--- WORK TO COMPLETE ---
Output all of the records exactly as written.

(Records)
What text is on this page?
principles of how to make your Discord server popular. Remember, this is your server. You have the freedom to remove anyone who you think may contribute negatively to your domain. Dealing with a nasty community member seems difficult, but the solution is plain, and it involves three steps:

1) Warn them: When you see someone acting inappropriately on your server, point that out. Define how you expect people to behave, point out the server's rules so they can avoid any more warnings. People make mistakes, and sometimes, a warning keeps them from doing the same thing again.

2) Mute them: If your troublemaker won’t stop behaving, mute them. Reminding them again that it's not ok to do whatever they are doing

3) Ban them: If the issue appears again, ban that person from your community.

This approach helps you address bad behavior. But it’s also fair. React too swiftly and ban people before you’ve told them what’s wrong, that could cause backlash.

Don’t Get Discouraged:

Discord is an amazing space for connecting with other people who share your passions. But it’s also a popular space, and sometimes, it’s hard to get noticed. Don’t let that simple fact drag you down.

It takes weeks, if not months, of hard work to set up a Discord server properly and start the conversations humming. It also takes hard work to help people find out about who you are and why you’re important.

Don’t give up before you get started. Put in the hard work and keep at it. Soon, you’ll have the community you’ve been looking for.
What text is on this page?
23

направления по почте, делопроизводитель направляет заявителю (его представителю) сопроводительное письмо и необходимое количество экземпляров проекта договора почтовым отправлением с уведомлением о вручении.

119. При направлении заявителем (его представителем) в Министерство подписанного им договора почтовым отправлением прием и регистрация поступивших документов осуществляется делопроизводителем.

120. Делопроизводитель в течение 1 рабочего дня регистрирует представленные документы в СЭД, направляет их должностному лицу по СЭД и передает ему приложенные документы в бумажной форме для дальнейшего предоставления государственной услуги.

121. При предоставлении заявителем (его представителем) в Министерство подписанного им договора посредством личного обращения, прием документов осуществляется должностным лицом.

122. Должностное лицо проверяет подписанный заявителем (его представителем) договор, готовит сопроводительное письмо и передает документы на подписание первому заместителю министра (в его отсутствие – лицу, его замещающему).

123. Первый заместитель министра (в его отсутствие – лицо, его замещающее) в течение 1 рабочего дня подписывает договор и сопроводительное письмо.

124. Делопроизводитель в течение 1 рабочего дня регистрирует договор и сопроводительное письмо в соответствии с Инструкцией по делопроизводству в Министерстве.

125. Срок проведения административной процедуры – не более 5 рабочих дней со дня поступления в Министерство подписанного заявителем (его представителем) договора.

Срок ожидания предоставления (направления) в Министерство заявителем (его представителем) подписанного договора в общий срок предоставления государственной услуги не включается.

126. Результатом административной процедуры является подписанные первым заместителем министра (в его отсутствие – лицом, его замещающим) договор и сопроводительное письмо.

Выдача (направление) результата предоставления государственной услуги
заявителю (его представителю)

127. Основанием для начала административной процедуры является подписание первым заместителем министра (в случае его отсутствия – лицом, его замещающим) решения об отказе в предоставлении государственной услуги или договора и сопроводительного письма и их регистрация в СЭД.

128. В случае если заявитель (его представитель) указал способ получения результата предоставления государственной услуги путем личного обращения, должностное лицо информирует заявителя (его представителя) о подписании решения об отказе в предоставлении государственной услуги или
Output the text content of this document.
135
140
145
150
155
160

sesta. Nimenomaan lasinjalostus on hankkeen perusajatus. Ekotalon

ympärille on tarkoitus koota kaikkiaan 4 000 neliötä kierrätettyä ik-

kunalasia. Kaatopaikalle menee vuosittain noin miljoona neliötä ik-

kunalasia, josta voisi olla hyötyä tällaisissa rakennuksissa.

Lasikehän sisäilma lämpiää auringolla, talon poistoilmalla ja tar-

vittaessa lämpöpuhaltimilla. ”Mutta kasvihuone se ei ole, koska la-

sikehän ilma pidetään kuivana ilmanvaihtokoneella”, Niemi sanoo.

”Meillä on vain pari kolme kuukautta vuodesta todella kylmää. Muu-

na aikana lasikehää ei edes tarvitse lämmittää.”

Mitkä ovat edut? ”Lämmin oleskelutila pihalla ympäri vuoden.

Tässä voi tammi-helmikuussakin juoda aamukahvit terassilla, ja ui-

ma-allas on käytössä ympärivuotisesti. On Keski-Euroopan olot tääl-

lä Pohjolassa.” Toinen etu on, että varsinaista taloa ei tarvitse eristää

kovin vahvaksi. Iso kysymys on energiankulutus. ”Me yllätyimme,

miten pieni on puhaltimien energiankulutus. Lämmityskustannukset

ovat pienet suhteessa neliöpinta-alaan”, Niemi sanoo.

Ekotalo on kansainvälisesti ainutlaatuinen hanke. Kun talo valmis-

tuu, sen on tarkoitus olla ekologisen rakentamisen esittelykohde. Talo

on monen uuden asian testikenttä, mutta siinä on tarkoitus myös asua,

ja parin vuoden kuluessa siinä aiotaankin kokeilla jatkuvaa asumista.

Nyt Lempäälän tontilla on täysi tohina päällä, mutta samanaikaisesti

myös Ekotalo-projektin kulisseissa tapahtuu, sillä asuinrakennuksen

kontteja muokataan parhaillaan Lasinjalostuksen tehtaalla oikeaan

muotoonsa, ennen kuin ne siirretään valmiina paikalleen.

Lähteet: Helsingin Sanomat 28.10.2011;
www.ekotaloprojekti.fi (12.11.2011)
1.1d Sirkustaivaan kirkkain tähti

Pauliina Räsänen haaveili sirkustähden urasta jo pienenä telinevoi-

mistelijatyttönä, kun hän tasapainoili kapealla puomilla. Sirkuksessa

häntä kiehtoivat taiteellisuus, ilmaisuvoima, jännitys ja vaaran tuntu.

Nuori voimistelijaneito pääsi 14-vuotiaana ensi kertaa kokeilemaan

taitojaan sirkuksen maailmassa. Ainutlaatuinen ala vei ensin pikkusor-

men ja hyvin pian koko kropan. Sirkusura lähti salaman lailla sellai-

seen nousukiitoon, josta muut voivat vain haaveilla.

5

--- TASK OUTPUT ---
What text is on this page?
principles of how to make your Discord server popular. Remember, this is your server. You have the freedom to remove anyone who you think may contribute negatively to your domain. Dealing with a nasty community member seems difficult, but the solution is plain, and it involves three steps:

1) Warn them: When you see someone acting inappropriately on your server, point that out. Define how you expect people to behave, point out the server's rules so they can avoid any more warnings. People make mistakes, and sometimes, a warning keeps them from doing the same thing again.

2) Mute them: If your troublemaker won’t stop behaving, mute them. Reminding them again that it's not ok to do whatever they are doing

3) Ban them: If the issue appears again, ban that person from your community.

This approach helps you address bad behavior. But it’s also fair. React too swiftly and ban people before you’ve told them what’s wrong, that could cause backlash.

Don’t Get Discouraged:

Discord is an amazing space for connecting with other people who share your passions. But it’s also a popular space, and sometimes, it’s hard to get noticed. Don’t let that simple fact drag you down.

It takes weeks, if not months, of hard work to set up a Discord server properly and start the conversations humming. It also takes hard work to help people find out about who you are and why you’re important.

Don’t give up before you get started. Put in the hard work and keep at it. Soon, you’ll have the community you’ve been looking for.
What text is on this page?
23

направления по почте, делопроизводитель направляет заявителю (его представителю) сопроводительное письмо и необходимое количество экземпляров проекта договора почтовым отправлением с уведомлением о вручении.

119. При направлении заявителем (его представителем) в Министерство подписанного им договора почтовым отправлением прием и регистрация поступивших документов осуществляется делопроизводителем.

120. Делопроизводитель в течение 1 рабочего дня регистрирует представленные документы в СЭД, направляет их должностному лицу по СЭД и передает ему приложенные документы в бумажной форме для дальнейшего предоставления государственной услуги.

121. При предоставлении заявителем (его представителем) в Министерство подписанного им договора посредством личного обращения, прием документов осуществляется должностным лицом.

122. Должностное лицо проверяет подписанный заявителем (его представителем) договор, готовит сопроводительное письмо и передает документы на подписание первому заместителю министра (в его отсутствие – лицу, его замещающему).

123. Первый заместитель министра (в его отсутствие – лицо, его замещающее) в течение 1 рабочего дня подписывает договор и сопроводительное письмо.

124. Делопроизводитель в течение 1 рабочего дня регистрирует договор и сопроводительное письмо в соответствии с Инструкцией по делопроизводству в Министерстве.

125. Срок проведения административной процедуры – не более 5 рабочих дней со дня поступления в Министерство подписанного заявителем (его представителем) договора.

Срок ожидания предоставления (направления) в Министерство заявителем (его представителем) подписанного договора в общий срок предоставления государственной услуги не включается.

126. Результатом административной процедуры является подписанные первым заместителем министра (в его отсутствие – лицом, его замещающим) договор и сопроводительное письмо.

Выдача (направление) результата предоставления государственной услуги
заявителю (его представителю)

127. Основанием для начала административной процедуры является подписание первым заместителем министра (в случае его отсутствия – лицом, его замещающим) решения об отказе в предоставлении государственной услуги или договора и сопроводительного письма и их регистрация в СЭД.

128. В случае если заявитель (его представитель) указал способ получения результата предоставления государственной услуги путем личного обращения, должностное лицо информирует заявителя (его представителя) о подписании решения об отказе в предоставлении государственной услуги или
Output the text content of this document.
135
140
145
150
155
160

sesta. Nimenomaan lasinjalostus on hankkeen perusajatus. Ekotalon

ympärille on tarkoitus koota kaikkiaan 4 000 neliötä kierrätettyä ik-

kunalasia. Kaatopaikalle menee vuosittain noin miljoona neliötä ik-

kunalasia, josta voisi olla hyötyä tällaisissa rakennuksissa.

Lasikehän sisäilma lämpiää auringolla, talon poistoilmalla ja tar-

vittaessa lämpöpuhaltimilla. ”Mutta kasvihuone se ei ole, koska la-

sikehän ilma pidetään kuivana ilmanvaihtokoneella”, Niemi sanoo.

”Meillä on vain pari kolme kuukautta vuodesta todella kylmää. Muu-

na aikana lasikehää ei edes tarvitse lämmittää.”

Mitkä ovat edut? ”Lämmin oleskelutila pihalla ympäri vuoden.

Tässä voi tammi-helmikuussakin juoda aamukahvit terassilla, ja ui-

ma-allas on käytössä ympärivuotisesti. On Keski-Euroopan olot tääl-

lä Pohjolassa.” Toinen etu on, että varsinaista taloa ei tarvitse eristää

kovin vahvaksi. Iso kysymys on energiankulutus. ”Me yllätyimme,

miten pieni on puhaltimien energiankulutus. Lämmityskustannukset

ovat pienet suhteessa neliöpinta-alaan”, Niemi sanoo.

Ekotalo on kansainvälisesti ainutlaatuinen hanke. Kun talo valmis-

tuu, sen on tarkoitus olla ekologisen rakentamisen esittelykohde. Talo

on monen uuden asian testikenttä, mutta siinä on tarkoitus myös asua,

ja parin vuoden kuluessa siinä aiotaankin kokeilla jatkuvaa asumista.

Nyt Lempäälän tontilla on täysi tohina päällä, mutta samanaikaisesti

myös Ekotalo-projektin kulisseissa tapahtuu, sillä asuinrakennuksen

kontteja muokataan parhaillaan Lasinjalostuksen tehtaalla oikeaan

muotoonsa, ennen kuin ne siirretään valmiina paikalleen.

Lähteet: Helsingin Sanomat 28.10.2011;
www.ekotaloprojekti.fi (12.11.2011)
1.1d Sirkustaivaan kirkkain tähti

Pauliina Räsänen haaveili sirkustähden urasta jo pienenä telinevoi-

mistelijatyttönä, kun hän tasapainoili kapealla puomilla. Sirkuksessa

häntä kiehtoivat taiteellisuus, ilmaisuvoima, jännitys ja vaaran tuntu.

Nuori voimistelijaneito pääsi 14-vuotiaana ensi kertaa kokeilemaan

taitojaan sirkuksen maailmassa. Ainutlaatuinen ala vei ensin pikkusor-

men ja hyvin pian koko kropan. Sirkusura lähti salaman lailla sellai-

seen nousukiitoon, josta muut voivat vain haaveilla.

5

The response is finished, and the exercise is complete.